:: Problem requirements ::
Report how many lines include the word "value", and nothing besides that number.

:: Dataset rows about figures ::

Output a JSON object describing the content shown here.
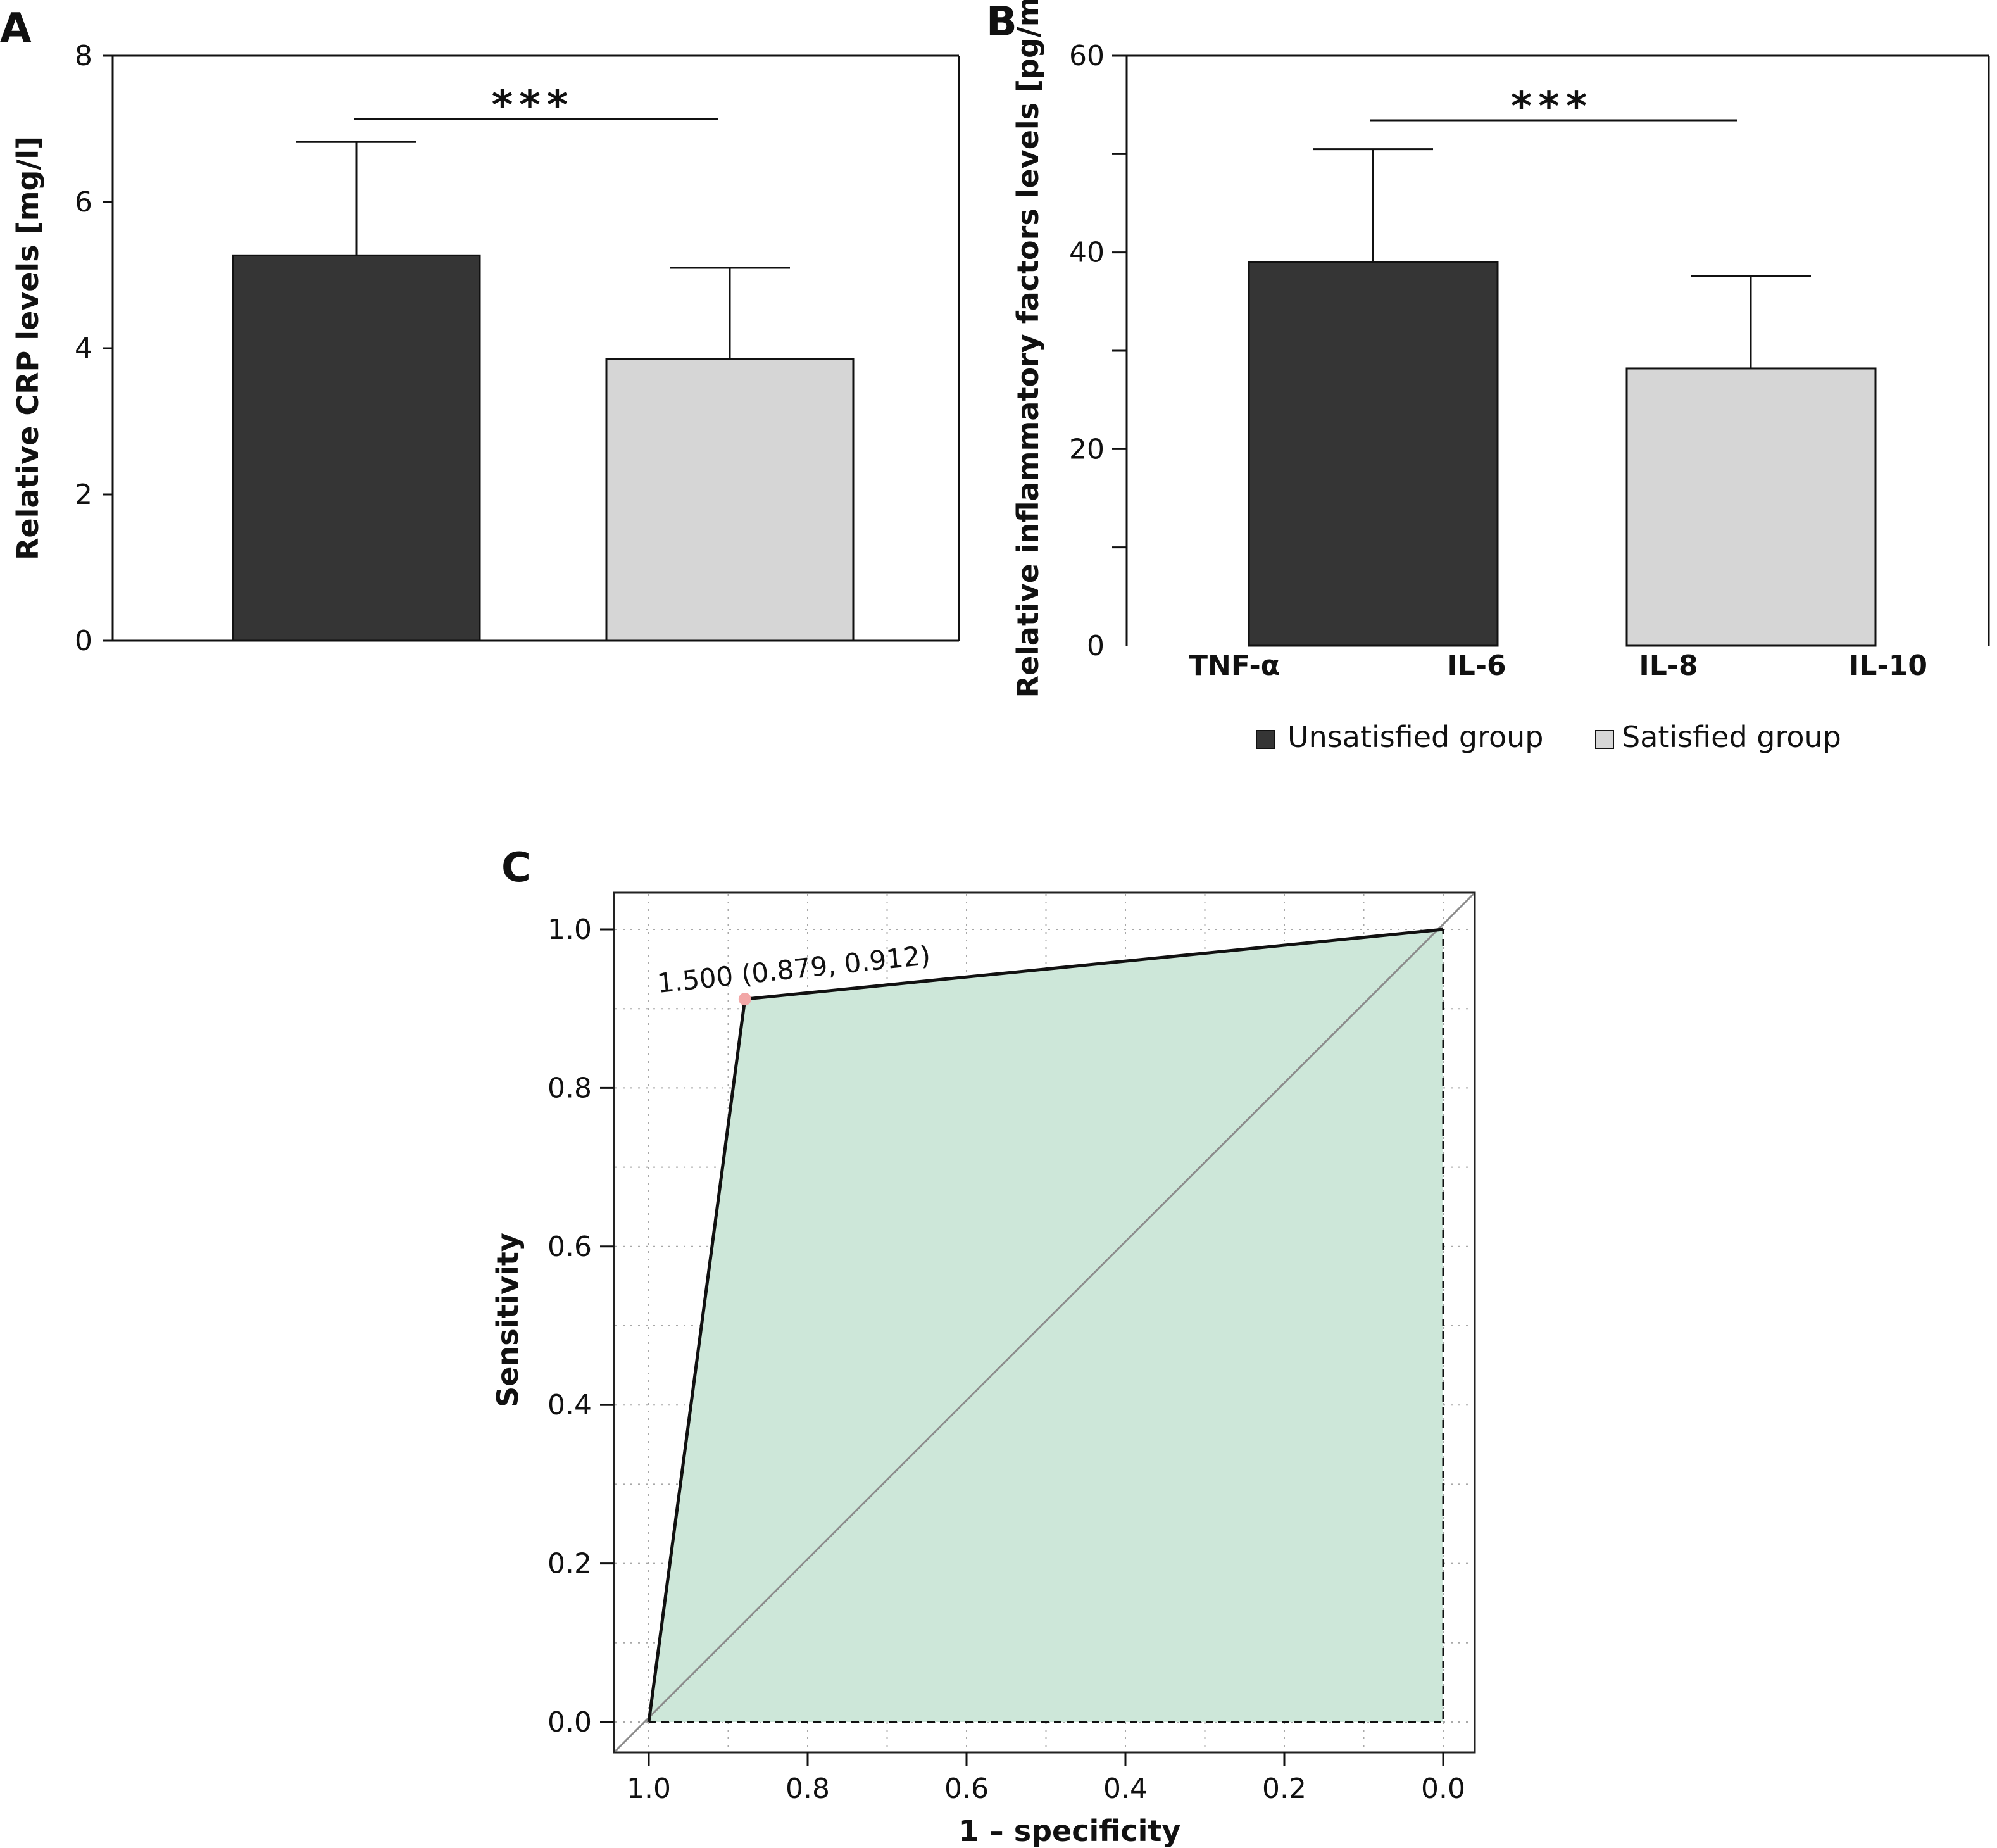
{
  "panels": {
    "a": "A",
    "b": "B",
    "c": "C"
  },
  "colors": {
    "unsatisfied": "#353535",
    "satisfied": "#d6d6d6",
    "roc_fill": "#cde7d9",
    "optimal_point": "#f2a7a7",
    "grid": "#a8a8a8"
  },
  "chart_data": [
    {
      "panel": "A",
      "type": "bar",
      "ylabel": "Relative CRP levels [mg/l]",
      "ylim": [
        0,
        8
      ],
      "yticks": [
        "0",
        "2",
        "4",
        "6",
        "8"
      ],
      "series": [
        {
          "name": "Unsatisfied group",
          "value": 5.27,
          "error": 1.55
        },
        {
          "name": "Satisfied group",
          "value": 3.85,
          "error": 1.25
        }
      ],
      "significance": "***"
    },
    {
      "panel": "B",
      "type": "bar",
      "ylabel": "Relative inflammatory factors levels [pg/ml]",
      "ylim": [
        0,
        60
      ],
      "yticks": [
        "0",
        "20",
        "40",
        "60"
      ],
      "categories": [
        "TNF-α",
        "IL-6",
        "IL-8",
        "IL-10"
      ],
      "series": [
        {
          "name": "Unsatisfied group",
          "value": 39.0,
          "error": 11.5
        },
        {
          "name": "Satisfied group",
          "value": 28.2,
          "error": 9.4
        }
      ],
      "significance": "***",
      "legend": [
        "Unsatisfied group",
        "Satisfied group"
      ]
    },
    {
      "panel": "C",
      "type": "line",
      "xlabel": "1 – specificity",
      "ylabel": "Sensitivity",
      "xlim": [
        1.0,
        0.0
      ],
      "ylim": [
        0.0,
        1.0
      ],
      "xticks": [
        "1.0",
        "0.8",
        "0.6",
        "0.4",
        "0.2",
        "0.0"
      ],
      "yticks": [
        "0.0",
        "0.2",
        "0.4",
        "0.6",
        "0.8",
        "1.0"
      ],
      "roc_points": [
        {
          "x": 1.0,
          "y": 0.0
        },
        {
          "x": 0.879,
          "y": 0.912
        },
        {
          "x": 0.0,
          "y": 1.0
        }
      ],
      "optimal_point": {
        "x": 0.879,
        "y": 0.912
      },
      "annotation": "1.500 (0.879, 0.912)"
    }
  ]
}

:: Exercise result ::
4